## WRITTEN REQUEST
Take the entries below and print all of them exactly, please.

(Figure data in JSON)
>>>>

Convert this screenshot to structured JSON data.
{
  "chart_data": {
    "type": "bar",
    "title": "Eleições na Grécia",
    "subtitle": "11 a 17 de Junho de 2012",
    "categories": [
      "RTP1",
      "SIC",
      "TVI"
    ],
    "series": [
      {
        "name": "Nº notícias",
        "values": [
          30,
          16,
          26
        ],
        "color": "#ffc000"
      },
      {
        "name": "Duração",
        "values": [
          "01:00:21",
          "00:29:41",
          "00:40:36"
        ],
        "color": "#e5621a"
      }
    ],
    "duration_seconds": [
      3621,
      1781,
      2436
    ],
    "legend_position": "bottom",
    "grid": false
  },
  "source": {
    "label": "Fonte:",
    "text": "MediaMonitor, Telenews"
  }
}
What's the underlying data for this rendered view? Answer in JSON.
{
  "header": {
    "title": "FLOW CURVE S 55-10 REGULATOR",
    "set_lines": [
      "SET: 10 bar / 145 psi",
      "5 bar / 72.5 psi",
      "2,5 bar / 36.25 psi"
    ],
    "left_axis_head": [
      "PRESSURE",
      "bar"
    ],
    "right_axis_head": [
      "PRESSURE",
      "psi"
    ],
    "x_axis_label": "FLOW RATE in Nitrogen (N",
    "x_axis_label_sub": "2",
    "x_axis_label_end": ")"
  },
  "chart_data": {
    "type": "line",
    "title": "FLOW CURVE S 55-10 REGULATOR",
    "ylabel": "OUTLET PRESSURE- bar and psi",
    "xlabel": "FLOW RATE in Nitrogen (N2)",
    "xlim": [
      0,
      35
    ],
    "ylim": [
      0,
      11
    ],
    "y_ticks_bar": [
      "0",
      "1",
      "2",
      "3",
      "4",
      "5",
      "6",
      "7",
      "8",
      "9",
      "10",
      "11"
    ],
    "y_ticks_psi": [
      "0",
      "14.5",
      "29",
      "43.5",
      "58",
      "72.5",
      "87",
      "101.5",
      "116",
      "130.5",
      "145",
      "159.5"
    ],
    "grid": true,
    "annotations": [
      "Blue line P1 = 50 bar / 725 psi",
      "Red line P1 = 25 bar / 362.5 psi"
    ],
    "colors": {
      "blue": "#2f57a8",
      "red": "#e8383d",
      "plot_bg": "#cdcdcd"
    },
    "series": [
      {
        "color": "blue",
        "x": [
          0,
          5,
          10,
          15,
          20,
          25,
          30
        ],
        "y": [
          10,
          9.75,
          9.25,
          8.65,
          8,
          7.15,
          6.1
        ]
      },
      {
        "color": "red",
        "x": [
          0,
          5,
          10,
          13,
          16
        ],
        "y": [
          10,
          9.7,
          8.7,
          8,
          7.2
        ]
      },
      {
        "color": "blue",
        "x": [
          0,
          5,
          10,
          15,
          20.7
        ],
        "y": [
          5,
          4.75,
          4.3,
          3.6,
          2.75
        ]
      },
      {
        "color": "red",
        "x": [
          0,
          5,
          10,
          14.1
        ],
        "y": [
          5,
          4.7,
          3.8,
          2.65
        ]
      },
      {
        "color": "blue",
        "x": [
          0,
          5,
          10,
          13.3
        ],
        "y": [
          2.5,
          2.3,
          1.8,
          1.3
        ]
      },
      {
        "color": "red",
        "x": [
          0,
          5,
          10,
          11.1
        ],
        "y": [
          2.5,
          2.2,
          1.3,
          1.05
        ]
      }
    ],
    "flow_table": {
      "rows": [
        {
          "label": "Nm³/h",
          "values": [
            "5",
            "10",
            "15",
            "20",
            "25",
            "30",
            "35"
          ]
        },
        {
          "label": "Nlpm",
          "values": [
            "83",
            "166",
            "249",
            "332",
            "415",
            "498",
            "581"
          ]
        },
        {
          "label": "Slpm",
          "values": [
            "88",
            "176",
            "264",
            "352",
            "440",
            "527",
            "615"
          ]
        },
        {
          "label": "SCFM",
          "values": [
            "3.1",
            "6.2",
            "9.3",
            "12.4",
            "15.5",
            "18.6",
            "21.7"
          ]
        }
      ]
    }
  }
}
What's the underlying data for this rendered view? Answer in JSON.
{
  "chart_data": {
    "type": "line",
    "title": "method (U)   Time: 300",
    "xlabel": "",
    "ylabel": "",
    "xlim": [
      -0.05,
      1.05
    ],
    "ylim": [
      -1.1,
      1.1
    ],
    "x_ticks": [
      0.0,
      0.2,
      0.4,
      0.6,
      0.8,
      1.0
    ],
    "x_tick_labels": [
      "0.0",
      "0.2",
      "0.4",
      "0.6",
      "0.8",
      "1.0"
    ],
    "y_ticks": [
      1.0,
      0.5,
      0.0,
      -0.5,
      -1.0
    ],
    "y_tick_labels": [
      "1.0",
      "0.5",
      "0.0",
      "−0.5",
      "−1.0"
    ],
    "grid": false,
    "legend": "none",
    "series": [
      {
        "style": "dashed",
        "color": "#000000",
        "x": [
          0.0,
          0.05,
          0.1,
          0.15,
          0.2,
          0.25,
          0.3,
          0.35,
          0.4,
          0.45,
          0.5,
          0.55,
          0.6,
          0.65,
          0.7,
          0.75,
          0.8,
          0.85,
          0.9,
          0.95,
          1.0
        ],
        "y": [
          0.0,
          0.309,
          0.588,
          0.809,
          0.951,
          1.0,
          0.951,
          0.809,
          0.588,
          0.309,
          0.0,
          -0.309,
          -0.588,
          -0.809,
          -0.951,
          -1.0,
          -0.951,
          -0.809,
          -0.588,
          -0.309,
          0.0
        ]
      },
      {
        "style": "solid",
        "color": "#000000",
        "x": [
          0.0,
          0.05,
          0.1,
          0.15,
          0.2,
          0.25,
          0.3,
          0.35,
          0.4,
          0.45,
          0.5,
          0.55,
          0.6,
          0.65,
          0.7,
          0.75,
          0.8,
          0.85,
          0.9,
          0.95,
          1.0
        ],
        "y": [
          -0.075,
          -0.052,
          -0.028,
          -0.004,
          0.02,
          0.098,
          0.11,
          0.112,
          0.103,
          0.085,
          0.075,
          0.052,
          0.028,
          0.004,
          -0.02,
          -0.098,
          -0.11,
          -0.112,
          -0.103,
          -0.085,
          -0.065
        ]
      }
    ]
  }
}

<<<<

## REPLY TO THE EXERCISE
Convert this screenshot to structured JSON data.
{
  "chart_data": {
    "type": "bar",
    "title": "Eleições na Grécia",
    "subtitle": "11 a 17 de Junho de 2012",
    "categories": [
      "RTP1",
      "SIC",
      "TVI"
    ],
    "series": [
      {
        "name": "Nº notícias",
        "values": [
          30,
          16,
          26
        ],
        "color": "#ffc000"
      },
      {
        "name": "Duração",
        "values": [
          "01:00:21",
          "00:29:41",
          "00:40:36"
        ],
        "color": "#e5621a"
      }
    ],
    "duration_seconds": [
      3621,
      1781,
      2436
    ],
    "legend_position": "bottom",
    "grid": false
  },
  "source": {
    "label": "Fonte:",
    "text": "MediaMonitor, Telenews"
  }
}
What's the underlying data for this rendered view? Answer in JSON.
{
  "header": {
    "title": "FLOW CURVE S 55-10 REGULATOR",
    "set_lines": [
      "SET: 10 bar / 145 psi",
      "5 bar / 72.5 psi",
      "2,5 bar / 36.25 psi"
    ],
    "left_axis_head": [
      "PRESSURE",
      "bar"
    ],
    "right_axis_head": [
      "PRESSURE",
      "psi"
    ],
    "x_axis_label": "FLOW RATE in Nitrogen (N",
    "x_axis_label_sub": "2",
    "x_axis_label_end": ")"
  },
  "chart_data": {
    "type": "line",
    "title": "FLOW CURVE S 55-10 REGULATOR",
    "ylabel": "OUTLET PRESSURE- bar and psi",
    "xlabel": "FLOW RATE in Nitrogen (N2)",
    "xlim": [
      0,
      35
    ],
    "ylim": [
      0,
      11
    ],
    "y_ticks_bar": [
      "0",
      "1",
      "2",
      "3",
      "4",
      "5",
      "6",
      "7",
      "8",
      "9",
      "10",
      "11"
    ],
    "y_ticks_psi": [
      "0",
      "14.5",
      "29",
      "43.5",
      "58",
      "72.5",
      "87",
      "101.5",
      "116",
      "130.5",
      "145",
      "159.5"
    ],
    "grid": true,
    "annotations": [
      "Blue line P1 = 50 bar / 725 psi",
      "Red line P1 = 25 bar / 362.5 psi"
    ],
    "colors": {
      "blue": "#2f57a8",
      "red": "#e8383d",
      "plot_bg": "#cdcdcd"
    },
    "series": [
      {
        "color": "blue",
        "x": [
          0,
          5,
          10,
          15,
          20,
          25,
          30
        ],
        "y": [
          10,
          9.75,
          9.25,
          8.65,
          8,
          7.15,
          6.1
        ]
      },
      {
        "color": "red",
        "x": [
          0,
          5,
          10,
          13,
          16
        ],
        "y": [
          10,
          9.7,
          8.7,
          8,
          7.2
        ]
      },
      {
        "color": "blue",
        "x": [
          0,
          5,
          10,
          15,
          20.7
        ],
        "y": [
          5,
          4.75,
          4.3,
          3.6,
          2.75
        ]
      },
      {
        "color": "red",
        "x": [
          0,
          5,
          10,
          14.1
        ],
        "y": [
          5,
          4.7,
          3.8,
          2.65
        ]
      },
      {
        "color": "blue",
        "x": [
          0,
          5,
          10,
          13.3
        ],
        "y": [
          2.5,
          2.3,
          1.8,
          1.3
        ]
      },
      {
        "color": "red",
        "x": [
          0,
          5,
          10,
          11.1
        ],
        "y": [
          2.5,
          2.2,
          1.3,
          1.05
        ]
      }
    ],
    "flow_table": {
      "rows": [
        {
          "label": "Nm³/h",
          "values": [
            "5",
            "10",
            "15",
            "20",
            "25",
            "30",
            "35"
          ]
        },
        {
          "label": "Nlpm",
          "values": [
            "83",
            "166",
            "249",
            "332",
            "415",
            "498",
            "581"
          ]
        },
        {
          "label": "Slpm",
          "values": [
            "88",
            "176",
            "264",
            "352",
            "440",
            "527",
            "615"
          ]
        },
        {
          "label": "SCFM",
          "values": [
            "3.1",
            "6.2",
            "9.3",
            "12.4",
            "15.5",
            "18.6",
            "21.7"
          ]
        }
      ]
    }
  }
}
What's the underlying data for this rendered view? Answer in JSON.
{
  "chart_data": {
    "type": "line",
    "title": "method (U)   Time: 300",
    "xlabel": "",
    "ylabel": "",
    "xlim": [
      -0.05,
      1.05
    ],
    "ylim": [
      -1.1,
      1.1
    ],
    "x_ticks": [
      0.0,
      0.2,
      0.4,
      0.6,
      0.8,
      1.0
    ],
    "x_tick_labels": [
      "0.0",
      "0.2",
      "0.4",
      "0.6",
      "0.8",
      "1.0"
    ],
    "y_ticks": [
      1.0,
      0.5,
      0.0,
      -0.5,
      -1.0
    ],
    "y_tick_labels": [
      "1.0",
      "0.5",
      "0.0",
      "−0.5",
      "−1.0"
    ],
    "grid": false,
    "legend": "none",
    "series": [
      {
        "style": "dashed",
        "color": "#000000",
        "x": [
          0.0,
          0.05,
          0.1,
          0.15,
          0.2,
          0.25,
          0.3,
          0.35,
          0.4,
          0.45,
          0.5,
          0.55,
          0.6,
          0.65,
          0.7,
          0.75,
          0.8,
          0.85,
          0.9,
          0.95,
          1.0
        ],
        "y": [
          0.0,
          0.309,
          0.588,
          0.809,
          0.951,
          1.0,
          0.951,
          0.809,
          0.588,
          0.309,
          0.0,
          -0.309,
          -0.588,
          -0.809,
          -0.951,
          -1.0,
          -0.951,
          -0.809,
          -0.588,
          -0.309,
          0.0
        ]
      },
      {
        "style": "solid",
        "color": "#000000",
        "x": [
          0.0,
          0.05,
          0.1,
          0.15,
          0.2,
          0.25,
          0.3,
          0.35,
          0.4,
          0.45,
          0.5,
          0.55,
          0.6,
          0.65,
          0.7,
          0.75,
          0.8,
          0.85,
          0.9,
          0.95,
          1.0
        ],
        "y": [
          -0.075,
          -0.052,
          -0.028,
          -0.004,
          0.02,
          0.098,
          0.11,
          0.112,
          0.103,
          0.085,
          0.075,
          0.052,
          0.028,
          0.004,
          -0.02,
          -0.098,
          -0.11,
          -0.112,
          -0.103,
          -0.085,
          -0.065
        ]
      }
    ]
  }
}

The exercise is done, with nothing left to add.